- Task goal: Reproduce the listing below without any change.

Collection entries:

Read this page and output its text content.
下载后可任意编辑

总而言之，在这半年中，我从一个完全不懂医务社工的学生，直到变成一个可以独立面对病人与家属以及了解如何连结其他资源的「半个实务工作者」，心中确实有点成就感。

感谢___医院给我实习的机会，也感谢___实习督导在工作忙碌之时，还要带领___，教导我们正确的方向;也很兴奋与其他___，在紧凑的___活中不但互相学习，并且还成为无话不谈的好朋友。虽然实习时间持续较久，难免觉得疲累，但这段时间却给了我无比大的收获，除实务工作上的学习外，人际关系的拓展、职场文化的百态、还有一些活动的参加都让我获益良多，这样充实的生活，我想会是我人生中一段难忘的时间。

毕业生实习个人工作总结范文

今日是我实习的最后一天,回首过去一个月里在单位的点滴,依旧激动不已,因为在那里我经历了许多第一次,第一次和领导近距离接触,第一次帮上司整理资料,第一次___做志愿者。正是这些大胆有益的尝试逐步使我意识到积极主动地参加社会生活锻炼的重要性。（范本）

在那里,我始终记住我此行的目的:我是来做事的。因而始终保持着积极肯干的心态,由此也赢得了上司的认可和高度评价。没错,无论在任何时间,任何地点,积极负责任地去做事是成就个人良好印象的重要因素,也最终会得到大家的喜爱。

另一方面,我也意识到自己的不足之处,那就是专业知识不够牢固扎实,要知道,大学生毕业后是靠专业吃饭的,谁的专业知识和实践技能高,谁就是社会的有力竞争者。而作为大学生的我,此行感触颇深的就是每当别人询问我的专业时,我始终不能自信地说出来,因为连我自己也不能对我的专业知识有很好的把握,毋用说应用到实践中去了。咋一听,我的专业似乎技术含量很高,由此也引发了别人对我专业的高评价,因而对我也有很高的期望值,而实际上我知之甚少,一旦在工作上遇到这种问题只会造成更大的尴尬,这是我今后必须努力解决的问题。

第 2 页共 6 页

- Reply to the task:
Read this page and output its text content.
下载后可任意编辑

总而言之，在这半年中，我从一个完全不懂医务社工的学生，直到变成一个可以独立面对病人与家属以及了解如何连结其他资源的「半个实务工作者」，心中确实有点成就感。

感谢___医院给我实习的机会，也感谢___实习督导在工作忙碌之时，还要带领___，教导我们正确的方向;也很兴奋与其他___，在紧凑的___活中不但互相学习，并且还成为无话不谈的好朋友。虽然实习时间持续较久，难免觉得疲累，但这段时间却给了我无比大的收获，除实务工作上的学习外，人际关系的拓展、职场文化的百态、还有一些活动的参加都让我获益良多，这样充实的生活，我想会是我人生中一段难忘的时间。

毕业生实习个人工作总结范文

今日是我实习的最后一天,回首过去一个月里在单位的点滴,依旧激动不已,因为在那里我经历了许多第一次,第一次和领导近距离接触,第一次帮上司整理资料,第一次___做志愿者。正是这些大胆有益的尝试逐步使我意识到积极主动地参加社会生活锻炼的重要性。（范本）

在那里,我始终记住我此行的目的:我是来做事的。因而始终保持着积极肯干的心态,由此也赢得了上司的认可和高度评价。没错,无论在任何时间,任何地点,积极负责任地去做事是成就个人良好印象的重要因素,也最终会得到大家的喜爱。

另一方面,我也意识到自己的不足之处,那就是专业知识不够牢固扎实,要知道,大学生毕业后是靠专业吃饭的,谁的专业知识和实践技能高,谁就是社会的有力竞争者。而作为大学生的我,此行感触颇深的就是每当别人询问我的专业时,我始终不能自信地说出来,因为连我自己也不能对我的专业知识有很好的把握,毋用说应用到实践中去了。咋一听,我的专业似乎技术含量很高,由此也引发了别人对我专业的高评价,因而对我也有很高的期望值,而实际上我知之甚少,一旦在工作上遇到这种问题只会造成更大的尴尬,这是我今后必须努力解决的问题。

第 2 页共 6 页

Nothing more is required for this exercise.